::: MATERIALS PROVIDED

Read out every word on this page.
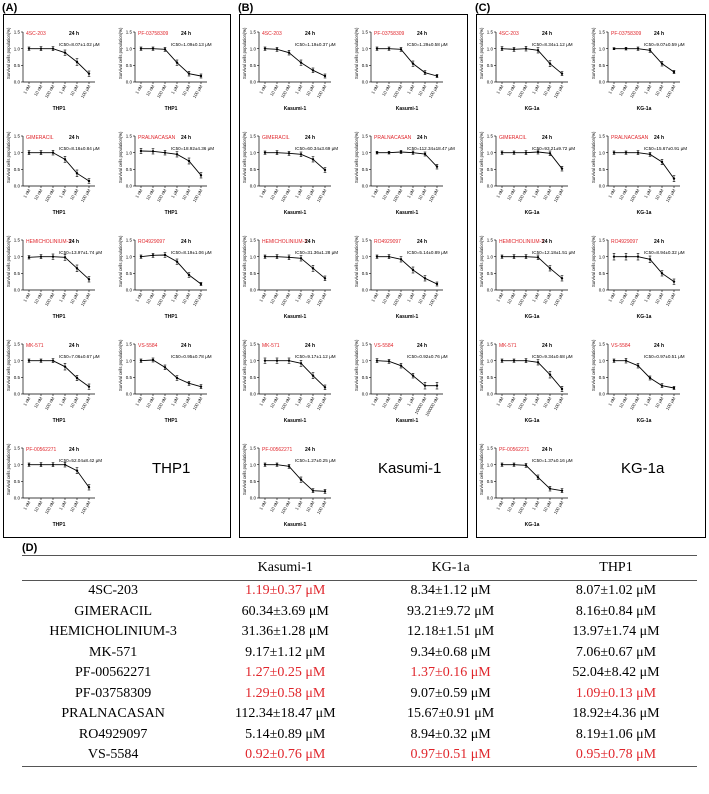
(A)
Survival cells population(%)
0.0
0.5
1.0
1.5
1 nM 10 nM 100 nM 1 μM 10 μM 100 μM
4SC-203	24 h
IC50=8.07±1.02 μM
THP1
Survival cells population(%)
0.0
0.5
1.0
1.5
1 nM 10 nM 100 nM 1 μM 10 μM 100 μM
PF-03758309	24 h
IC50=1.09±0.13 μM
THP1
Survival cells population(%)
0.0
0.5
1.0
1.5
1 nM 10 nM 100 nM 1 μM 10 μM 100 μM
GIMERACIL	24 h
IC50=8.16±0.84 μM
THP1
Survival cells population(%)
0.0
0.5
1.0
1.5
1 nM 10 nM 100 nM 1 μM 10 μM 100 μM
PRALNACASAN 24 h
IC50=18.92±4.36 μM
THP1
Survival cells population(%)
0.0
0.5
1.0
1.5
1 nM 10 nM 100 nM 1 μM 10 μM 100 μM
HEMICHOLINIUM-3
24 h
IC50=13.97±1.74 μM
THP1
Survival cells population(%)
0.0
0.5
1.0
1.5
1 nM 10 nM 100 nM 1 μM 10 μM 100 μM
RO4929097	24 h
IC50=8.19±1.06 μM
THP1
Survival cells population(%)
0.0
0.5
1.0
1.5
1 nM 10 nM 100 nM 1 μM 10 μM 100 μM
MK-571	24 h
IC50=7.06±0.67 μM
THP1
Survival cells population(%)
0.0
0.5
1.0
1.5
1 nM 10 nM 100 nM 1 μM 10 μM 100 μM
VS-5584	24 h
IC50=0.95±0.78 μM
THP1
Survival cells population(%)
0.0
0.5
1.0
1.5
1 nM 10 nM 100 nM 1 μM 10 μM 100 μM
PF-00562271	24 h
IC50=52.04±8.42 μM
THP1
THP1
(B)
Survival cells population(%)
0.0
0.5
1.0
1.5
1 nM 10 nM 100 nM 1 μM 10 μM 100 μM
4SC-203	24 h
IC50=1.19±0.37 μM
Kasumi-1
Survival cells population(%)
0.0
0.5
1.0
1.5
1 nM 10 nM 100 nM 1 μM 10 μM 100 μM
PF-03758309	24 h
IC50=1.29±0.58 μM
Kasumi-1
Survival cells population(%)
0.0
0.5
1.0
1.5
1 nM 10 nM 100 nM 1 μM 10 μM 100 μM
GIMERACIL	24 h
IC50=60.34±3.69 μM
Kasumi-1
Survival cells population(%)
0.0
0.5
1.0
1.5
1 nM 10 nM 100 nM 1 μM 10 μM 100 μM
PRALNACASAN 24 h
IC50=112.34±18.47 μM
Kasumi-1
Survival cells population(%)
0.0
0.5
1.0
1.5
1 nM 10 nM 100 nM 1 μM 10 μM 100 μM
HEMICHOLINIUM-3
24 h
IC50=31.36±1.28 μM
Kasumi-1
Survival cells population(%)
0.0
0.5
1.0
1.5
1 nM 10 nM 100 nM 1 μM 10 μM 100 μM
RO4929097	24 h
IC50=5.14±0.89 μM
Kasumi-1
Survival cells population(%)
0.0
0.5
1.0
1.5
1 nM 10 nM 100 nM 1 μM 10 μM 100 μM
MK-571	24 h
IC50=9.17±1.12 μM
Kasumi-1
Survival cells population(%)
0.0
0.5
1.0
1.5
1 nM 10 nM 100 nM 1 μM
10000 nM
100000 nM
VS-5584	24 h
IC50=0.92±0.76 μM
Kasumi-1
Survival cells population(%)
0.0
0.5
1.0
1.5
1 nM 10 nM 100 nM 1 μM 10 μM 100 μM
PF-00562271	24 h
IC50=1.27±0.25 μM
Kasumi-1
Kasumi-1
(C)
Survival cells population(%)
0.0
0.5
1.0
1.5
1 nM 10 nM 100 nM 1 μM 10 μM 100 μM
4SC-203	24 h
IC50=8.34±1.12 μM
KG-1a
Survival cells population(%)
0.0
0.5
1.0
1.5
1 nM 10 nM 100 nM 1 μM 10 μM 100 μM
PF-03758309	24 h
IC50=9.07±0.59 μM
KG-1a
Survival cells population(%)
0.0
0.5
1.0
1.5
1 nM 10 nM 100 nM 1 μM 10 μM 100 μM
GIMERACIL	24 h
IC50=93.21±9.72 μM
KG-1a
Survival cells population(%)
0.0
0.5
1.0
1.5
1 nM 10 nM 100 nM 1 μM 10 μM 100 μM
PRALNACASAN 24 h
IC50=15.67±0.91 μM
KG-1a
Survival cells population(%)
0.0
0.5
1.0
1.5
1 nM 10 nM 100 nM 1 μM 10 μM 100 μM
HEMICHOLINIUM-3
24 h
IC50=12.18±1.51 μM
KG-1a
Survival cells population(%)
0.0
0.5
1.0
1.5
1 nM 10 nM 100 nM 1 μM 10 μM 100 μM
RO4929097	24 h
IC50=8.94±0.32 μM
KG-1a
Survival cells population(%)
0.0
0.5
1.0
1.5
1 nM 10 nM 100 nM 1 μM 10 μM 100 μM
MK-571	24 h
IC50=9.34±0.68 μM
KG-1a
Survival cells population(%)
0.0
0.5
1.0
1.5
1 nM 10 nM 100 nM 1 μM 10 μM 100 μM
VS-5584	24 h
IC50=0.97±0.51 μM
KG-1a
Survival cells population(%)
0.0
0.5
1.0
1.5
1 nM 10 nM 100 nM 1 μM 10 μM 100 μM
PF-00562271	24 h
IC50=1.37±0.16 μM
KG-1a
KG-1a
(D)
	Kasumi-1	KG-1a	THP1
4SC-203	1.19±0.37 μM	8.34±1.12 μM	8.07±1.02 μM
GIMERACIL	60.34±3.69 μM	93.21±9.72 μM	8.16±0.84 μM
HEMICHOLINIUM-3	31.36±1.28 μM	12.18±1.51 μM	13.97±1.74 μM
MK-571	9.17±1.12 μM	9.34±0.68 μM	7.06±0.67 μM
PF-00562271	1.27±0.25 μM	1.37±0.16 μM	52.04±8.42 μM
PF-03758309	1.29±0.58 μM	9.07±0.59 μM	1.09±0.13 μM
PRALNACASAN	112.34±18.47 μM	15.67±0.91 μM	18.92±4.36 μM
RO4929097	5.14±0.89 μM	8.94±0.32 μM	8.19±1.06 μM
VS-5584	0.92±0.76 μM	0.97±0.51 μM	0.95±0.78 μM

::::::
::: MATERIALS PROVIDED

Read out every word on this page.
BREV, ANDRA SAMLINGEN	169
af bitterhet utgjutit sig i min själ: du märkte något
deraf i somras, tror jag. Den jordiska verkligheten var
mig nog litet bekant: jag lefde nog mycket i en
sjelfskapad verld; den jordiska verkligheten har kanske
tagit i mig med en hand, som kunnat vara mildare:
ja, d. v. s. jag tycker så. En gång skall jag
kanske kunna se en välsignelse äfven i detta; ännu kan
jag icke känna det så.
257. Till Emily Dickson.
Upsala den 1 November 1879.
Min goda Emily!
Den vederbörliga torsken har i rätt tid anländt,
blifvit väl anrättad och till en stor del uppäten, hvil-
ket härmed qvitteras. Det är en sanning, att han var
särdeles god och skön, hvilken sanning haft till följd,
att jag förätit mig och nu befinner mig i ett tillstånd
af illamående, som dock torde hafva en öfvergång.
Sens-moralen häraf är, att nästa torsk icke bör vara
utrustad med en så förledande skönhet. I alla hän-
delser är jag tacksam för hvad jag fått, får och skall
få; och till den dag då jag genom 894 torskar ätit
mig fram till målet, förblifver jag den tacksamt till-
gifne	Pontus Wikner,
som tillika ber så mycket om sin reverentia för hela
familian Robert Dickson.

::::::

(ABOUT THIS EXERCISE):
Each line of the data that includes "skall" should be copied.

(SOLVED PROBLEM):
ja, d. v. s. jag tycker så. En gång skall jag
delser är jag tacksam för hvad jag fått, får och skall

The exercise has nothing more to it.